### [Written request 1]
Decide whether each statement agrees with the text on toys marketed to girls, answering yes or no and quoting the words of the text that settle it. (a) The author had toy guns as a child. (b) The Secret Shot is described as a 6-shot blaster. (c) The author names the Nerf Rebelle range as the worst offender.
### [Written request 2]
Please answer these questions from the text on toys marketed to girls.
(a) What school year is Alice's class?
(b) What shape is the button that converts the bag into a blaster?
(c) Which series does the author say satirised the need for feminine presentation in the media?

### [Text excerpt]
^^^^

This brings me to the question: What the fuck are toy companies doing, promoting pink fluffy toys for girls, when a fair proportion of the girls in Alice’s class aren’t that bothered by them, and actively shun them? If Alice’s class is boringly typical of all year 2 classes in primary schools throughout the UK, then there are a lot of girls being ignored by toy manufacturers. On top of that, they are being targeted with toys that are pink, fluffy, and encourage a lifestyle of shopping, gossip, beauty, and being painfully on-trend at all costs.
There are lots of toy ranges that are objectionable in this regard, but my candidate for the worst offender is the Nerf Rebelle range, partially because there is absolutely no need to dress it up in the way they have. You may be familiar with Nerf guns: High-velocity pellet-firing projectile weapons, designed to encourage your child to learn about guerrilla warfare tactics, and the potential for early-onset blindness – and I’m generally all right with them as toys go. I had guns as a kid, and played with them enthusiastically, and while I’m a little more wary of them these days (I’m not completely convinced that realistic-looking toy guns are of a benefit), I don’t really see any problem with neutral brightly-coloured toys with pump-action secondary grenades.
I do have a big problem with toys that are marketed originally to boys as aggressive weapons for harum-scarum fun, and then get sprayed pink with flowery decals, and repackaged purely for girls. Why not just market ONE RANGE OF TOYS that can be gender neutral? Are the guns any different? Are they for any purpose other than shooting at someone else? If they’re not, then why are they marketed with grotesque blurb like this?:
Reveal the beauty of strength and power in fast-paced adventures that show off your courageous spirit. Unleash your inner warrior in fun competitions and daring battles. Feel the rush of having fun playing with Nerf Rebelle bows, blasters, and soakers for girls!
Carry this stylish bag on all your spy missions, and you’ll be ready for the unexpected. The Nerf Rebelle Secrets and Spies Secret Shot is really a 4-shot blaster! Keep it closed as you go about your spy activities, and your opponents will never know that you are prepared for immediate action. The blaster is cleverly designed to look like a fashionable bag, but it quickly converts to a blaster with the press of a diamond-shaped button!
Here’s why I think it’s bullshit of the first order:
1. They’re still guns. Is spraying them pink with flowery bullshit really going to suddenly cause girls to go nuts for them?
2. Why the need to emphasize the ‘stylish’ aspect? It’s a fucking gun. Unless you’re a drug lord, and can afford two hand-engraved Desert Eagles so that you can brap off some competitor’s head, I don’t think ‘stylish’ has any place on a weapon. Ammunition storage, multiple firing options, sharp edges, lightness, reliability, quick reloads, yes.
3. Bright pink is rubbish camouflage. If you’re in the middle of re-enacting The Hunger Games (because let’s face it, that’s what a lot of the advertising imagery is going for), the last thing you would need to give away your position in thick undergrowth, is a bright white-and-pink sparkly weapon. In a stylish bag.
By the way, The Hunger Games – particularly in the first book, and at moments throughout the series – rather brilliantly satirised the pointless need for feminine presentation in the media, especially when it is only for the benefit of a tiny, isolated, elite minority. In the reality of the arena (and life, I suppose), practicality becomes more of a pressing issue.

^^^^

[Element location data]
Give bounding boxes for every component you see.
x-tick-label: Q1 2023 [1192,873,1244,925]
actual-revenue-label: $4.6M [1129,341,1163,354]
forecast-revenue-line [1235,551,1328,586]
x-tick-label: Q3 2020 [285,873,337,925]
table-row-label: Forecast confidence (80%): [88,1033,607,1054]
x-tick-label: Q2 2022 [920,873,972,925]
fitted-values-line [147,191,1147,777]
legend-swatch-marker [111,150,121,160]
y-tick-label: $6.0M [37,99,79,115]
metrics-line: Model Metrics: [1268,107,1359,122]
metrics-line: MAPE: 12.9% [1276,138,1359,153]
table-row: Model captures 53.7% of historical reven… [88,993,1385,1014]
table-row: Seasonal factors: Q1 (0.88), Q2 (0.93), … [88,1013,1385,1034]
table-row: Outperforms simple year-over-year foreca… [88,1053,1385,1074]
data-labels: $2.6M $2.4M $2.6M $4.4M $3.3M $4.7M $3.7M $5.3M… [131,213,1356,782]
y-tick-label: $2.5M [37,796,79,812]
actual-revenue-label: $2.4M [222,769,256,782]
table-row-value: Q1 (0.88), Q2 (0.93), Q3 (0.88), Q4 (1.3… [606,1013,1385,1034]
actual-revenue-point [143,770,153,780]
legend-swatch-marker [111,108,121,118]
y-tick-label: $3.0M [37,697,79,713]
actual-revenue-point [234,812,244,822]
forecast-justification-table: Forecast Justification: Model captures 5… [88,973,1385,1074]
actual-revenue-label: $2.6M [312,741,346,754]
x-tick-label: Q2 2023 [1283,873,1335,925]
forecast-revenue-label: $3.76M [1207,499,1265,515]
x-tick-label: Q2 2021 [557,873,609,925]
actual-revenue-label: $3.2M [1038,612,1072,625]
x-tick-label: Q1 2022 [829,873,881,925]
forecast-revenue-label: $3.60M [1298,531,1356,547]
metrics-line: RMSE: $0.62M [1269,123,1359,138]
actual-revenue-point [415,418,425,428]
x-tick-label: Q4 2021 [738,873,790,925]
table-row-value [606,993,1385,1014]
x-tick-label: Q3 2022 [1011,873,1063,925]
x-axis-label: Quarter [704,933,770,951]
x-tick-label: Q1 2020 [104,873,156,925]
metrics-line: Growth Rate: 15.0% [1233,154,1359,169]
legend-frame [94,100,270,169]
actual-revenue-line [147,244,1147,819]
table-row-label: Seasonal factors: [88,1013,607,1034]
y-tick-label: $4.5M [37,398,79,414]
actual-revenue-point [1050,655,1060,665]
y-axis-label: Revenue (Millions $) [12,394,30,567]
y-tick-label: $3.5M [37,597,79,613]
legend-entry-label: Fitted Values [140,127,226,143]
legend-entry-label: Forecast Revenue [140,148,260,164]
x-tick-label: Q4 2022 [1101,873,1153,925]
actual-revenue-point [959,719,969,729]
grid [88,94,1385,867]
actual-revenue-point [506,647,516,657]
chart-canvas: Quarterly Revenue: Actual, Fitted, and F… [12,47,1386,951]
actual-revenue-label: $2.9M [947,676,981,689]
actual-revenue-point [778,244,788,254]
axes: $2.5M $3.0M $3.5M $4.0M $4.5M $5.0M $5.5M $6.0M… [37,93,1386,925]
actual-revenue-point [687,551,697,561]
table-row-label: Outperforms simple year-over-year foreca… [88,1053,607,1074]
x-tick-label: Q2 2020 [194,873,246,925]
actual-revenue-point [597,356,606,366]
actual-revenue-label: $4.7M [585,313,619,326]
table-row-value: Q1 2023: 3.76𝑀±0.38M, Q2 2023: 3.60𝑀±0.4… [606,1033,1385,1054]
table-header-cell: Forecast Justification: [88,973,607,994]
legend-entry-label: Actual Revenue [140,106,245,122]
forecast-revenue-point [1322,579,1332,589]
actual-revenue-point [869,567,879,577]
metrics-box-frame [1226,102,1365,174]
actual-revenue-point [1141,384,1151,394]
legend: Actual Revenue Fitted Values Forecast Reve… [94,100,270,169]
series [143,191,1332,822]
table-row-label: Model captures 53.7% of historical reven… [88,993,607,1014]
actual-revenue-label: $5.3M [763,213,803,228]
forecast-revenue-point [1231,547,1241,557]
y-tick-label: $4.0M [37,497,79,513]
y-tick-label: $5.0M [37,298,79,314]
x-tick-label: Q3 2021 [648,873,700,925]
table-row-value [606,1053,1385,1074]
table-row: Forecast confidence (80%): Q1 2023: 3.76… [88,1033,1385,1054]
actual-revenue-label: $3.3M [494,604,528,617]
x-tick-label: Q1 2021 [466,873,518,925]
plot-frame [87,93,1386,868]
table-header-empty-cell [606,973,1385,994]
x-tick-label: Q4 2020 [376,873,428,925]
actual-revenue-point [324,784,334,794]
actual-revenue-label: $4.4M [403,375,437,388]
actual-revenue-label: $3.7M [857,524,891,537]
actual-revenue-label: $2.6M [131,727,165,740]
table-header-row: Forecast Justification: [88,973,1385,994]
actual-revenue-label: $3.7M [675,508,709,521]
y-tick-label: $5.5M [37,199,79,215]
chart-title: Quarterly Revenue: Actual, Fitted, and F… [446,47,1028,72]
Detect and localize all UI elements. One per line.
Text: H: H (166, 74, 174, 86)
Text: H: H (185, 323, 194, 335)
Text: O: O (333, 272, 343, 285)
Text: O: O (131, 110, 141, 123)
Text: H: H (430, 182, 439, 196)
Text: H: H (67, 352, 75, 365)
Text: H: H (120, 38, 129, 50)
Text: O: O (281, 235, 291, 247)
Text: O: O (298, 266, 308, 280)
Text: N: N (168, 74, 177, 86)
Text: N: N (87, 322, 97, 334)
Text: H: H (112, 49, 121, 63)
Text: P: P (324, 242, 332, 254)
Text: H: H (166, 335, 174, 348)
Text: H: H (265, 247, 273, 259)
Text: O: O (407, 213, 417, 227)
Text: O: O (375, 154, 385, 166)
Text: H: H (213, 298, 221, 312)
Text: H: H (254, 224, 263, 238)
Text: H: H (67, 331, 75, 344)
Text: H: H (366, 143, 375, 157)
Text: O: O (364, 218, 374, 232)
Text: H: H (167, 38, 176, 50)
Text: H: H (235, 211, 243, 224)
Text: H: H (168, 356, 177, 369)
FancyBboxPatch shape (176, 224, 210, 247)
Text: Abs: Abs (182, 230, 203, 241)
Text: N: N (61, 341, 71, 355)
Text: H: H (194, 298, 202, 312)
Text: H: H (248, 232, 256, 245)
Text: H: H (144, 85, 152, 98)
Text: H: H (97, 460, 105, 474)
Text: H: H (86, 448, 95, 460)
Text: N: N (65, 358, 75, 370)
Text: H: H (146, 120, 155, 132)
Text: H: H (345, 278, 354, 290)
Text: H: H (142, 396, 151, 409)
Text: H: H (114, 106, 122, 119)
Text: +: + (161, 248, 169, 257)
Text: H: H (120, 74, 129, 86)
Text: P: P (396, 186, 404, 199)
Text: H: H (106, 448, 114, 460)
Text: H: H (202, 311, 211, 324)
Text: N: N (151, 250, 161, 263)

^^^^

### [Finished answer 1]
(a) Yes: "I had guns as a kid, and played with them enthusiastically"
(b) No: "The Nerf Rebelle Secrets and Spies Secret Shot is really a 4-shot blaster!"
(c) Yes: "my candidate for the worst offender is the Nerf Rebelle range"

### [Finished answer 2]
(a) Year 2
(b) Diamond-shaped
(c) The Hunger Games